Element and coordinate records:
┄┄┄┄┄┄┄┄┄┄┄┄┄┄┄┄┄┄┄┄

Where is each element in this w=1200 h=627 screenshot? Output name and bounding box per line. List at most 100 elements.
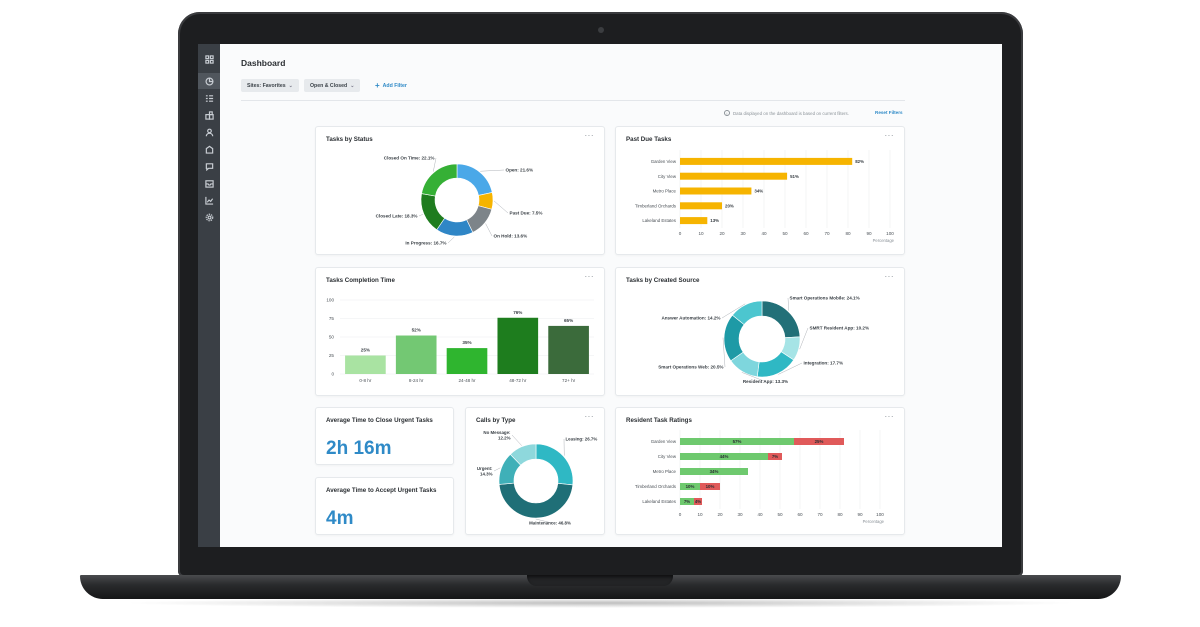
value-label: 7% (684, 499, 690, 504)
category-label: Timberland Orchards (635, 203, 677, 208)
card-tasks-by-status: Tasks by Status ··· Open: 21.6% Past Due:… (315, 126, 605, 255)
category-label: 48-72 hr (509, 378, 527, 383)
grid-icon[interactable] (202, 52, 216, 66)
settings-icon[interactable] (202, 210, 216, 224)
chart-icon[interactable] (202, 193, 216, 207)
tasks-by-status-chart: Open: 21.6% Past Due: 7.5% On Hold: 13.6% I… (376, 156, 543, 246)
category-label: 8-24 hr (409, 378, 424, 383)
donut-slice (731, 300, 763, 325)
stat-title: Average Time to Close Urgent Tasks (326, 417, 433, 424)
card-avg-close: Average Time to Close Urgent Tasks 2h 16… (315, 407, 454, 465)
slice-label: Maintenance: 46.8% (529, 521, 571, 526)
chevron-down-icon: ⌄ (350, 82, 355, 89)
bar (446, 348, 488, 374)
tick-label: 90 (866, 231, 872, 236)
slice-label: In Progress: 16.7% (405, 241, 446, 246)
tick-label: 80 (837, 512, 843, 517)
more-dots-icon[interactable]: ··· (584, 272, 594, 281)
more-dots-icon[interactable]: ··· (884, 131, 894, 140)
bar (680, 468, 748, 475)
tick-label: 20 (717, 512, 723, 517)
slice-label: Resident App: 13.3% (743, 379, 788, 384)
bar (768, 453, 782, 460)
reset-filters-link[interactable]: Reset Filters (875, 110, 903, 115)
inbox-icon[interactable] (202, 176, 216, 190)
bar (345, 355, 386, 374)
slice-label: 14.3% (480, 471, 493, 476)
card-title: Past Due Tasks (626, 136, 672, 143)
filter-status[interactable]: Open & Closed ⌄ (304, 79, 361, 92)
category-label: Timberland Orchards (635, 484, 677, 489)
leader-line (418, 214, 423, 217)
tick-label: 70 (817, 512, 823, 517)
card-past-due: Past Due Tasks ··· 0 10 20 30 40 50 60 70 80 90 10… (615, 126, 905, 255)
slice-label: No Message: (483, 430, 511, 435)
bar (794, 438, 844, 445)
slice-label: Past Due: 7.5% (510, 211, 543, 216)
filter-sites[interactable]: Sites: Favorites ⌄ (241, 79, 299, 92)
card-calls-by-type: Calls by Type ··· Leasing: 26.7% Maintena… (465, 407, 605, 535)
tick-label: 60 (803, 231, 809, 236)
leader-line (778, 362, 803, 375)
axis-title: Percentage (873, 238, 895, 243)
leader-line (433, 157, 437, 172)
leader-line (722, 337, 726, 368)
tick-label: 75 (329, 316, 335, 321)
tick-label: 40 (761, 231, 767, 236)
donut-slice (535, 443, 574, 486)
tick-label: 25 (329, 353, 335, 358)
slice-label: Urgent: (477, 466, 493, 471)
bar (680, 453, 768, 460)
leader-line (447, 236, 455, 244)
dashboard-icon[interactable] (198, 73, 220, 89)
filter-info: i Data displayed on the dashboard is bas… (724, 110, 849, 116)
bar (497, 317, 539, 374)
stat-value: 2h 16m (326, 438, 392, 459)
category-label: 24-48 hr (458, 378, 476, 383)
more-dots-icon[interactable]: ··· (884, 272, 894, 281)
slice-label: Smart Operations Web: 20.5% (658, 365, 723, 370)
building-icon[interactable] (202, 142, 216, 156)
bar (680, 498, 694, 505)
tick-label: 90 (857, 512, 863, 517)
tasks-icon[interactable] (202, 91, 216, 105)
tick-label: 50 (329, 335, 335, 340)
tick-label: 100 (886, 231, 894, 236)
more-dots-icon[interactable]: ··· (584, 412, 594, 421)
chat-icon[interactable] (202, 159, 216, 173)
leader-line (741, 372, 765, 382)
tick-label: 100 (876, 512, 884, 517)
category-label: Metro Place (653, 469, 677, 474)
dashboard-main: Dashboard Sites: Favorites ⌄ Open & Close… (220, 44, 1002, 547)
leader-line (535, 518, 553, 524)
card-resident-ratings: Resident Task Ratings ··· 0 10 20 30 40 50 60 7… (615, 407, 905, 535)
leader-line (480, 169, 505, 172)
more-dots-icon[interactable]: ··· (884, 412, 894, 421)
leader-line (493, 467, 501, 472)
add-filter-label: Add Filter (382, 82, 407, 89)
user-icon[interactable] (202, 125, 216, 139)
info-text: Data displayed on the dashboard is based… (733, 110, 849, 116)
value-label: 4% (695, 499, 701, 504)
value-label: 25% (361, 348, 370, 353)
tick-label: 50 (777, 512, 783, 517)
filter-label: Open & Closed (310, 82, 348, 89)
bar (680, 217, 708, 225)
created-source-chart: Smart Operations Mobile: 24.1% SMRT Resid… (658, 296, 870, 384)
leader-line (493, 200, 509, 214)
calls-by-type-chart: Leasing: 26.7%Maintenance: 46.8%Urgent:1… (477, 430, 597, 526)
slice-label: SMRT Resident App: 10.2% (810, 326, 870, 331)
donut-slice (421, 163, 458, 197)
slice-label: Open: 21.6% (506, 168, 534, 173)
more-dots-icon[interactable]: ··· (584, 131, 594, 140)
value-label: 51% (790, 174, 799, 179)
add-filter-button[interactable]: + Add Filter (375, 79, 407, 92)
value-label: 34% (754, 189, 763, 194)
value-label: 82% (855, 159, 864, 164)
tick-label: 0 (679, 231, 682, 236)
info-icon: i (724, 110, 730, 116)
apps-icon[interactable] (202, 108, 216, 122)
value-label: 13% (710, 218, 719, 223)
card-title: Tasks Completion Time (326, 277, 395, 284)
tick-label: 60 (797, 512, 803, 517)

┄┄┄┄┄┄┄┄┄┄┄┄┄┄┄┄┄┄┄┄

### Goal of the exercise
Render everything from the line containing "value-label: 7% (684, 499, 690, 504)" down to the line containing "category-label: 48-72 hr (509, 378, 527, 383)" as a Markdown table with columns No. and Line, giving each line a row number and leaving out any blank lines.

### Full response
| No. | Line |
|---|---|
| 1 | value-label: 7% (684, 499, 690, 504) |
| 2 | category-label: Timberland Orchards (635, 203, 677, 208) |
| 3 | card-tasks-by-status: Tasks by Status ··· Open: 21.6% Past Due:… (315, 126, 605, 255) |
| 4 | category-label: 48-72 hr (509, 378, 527, 383) |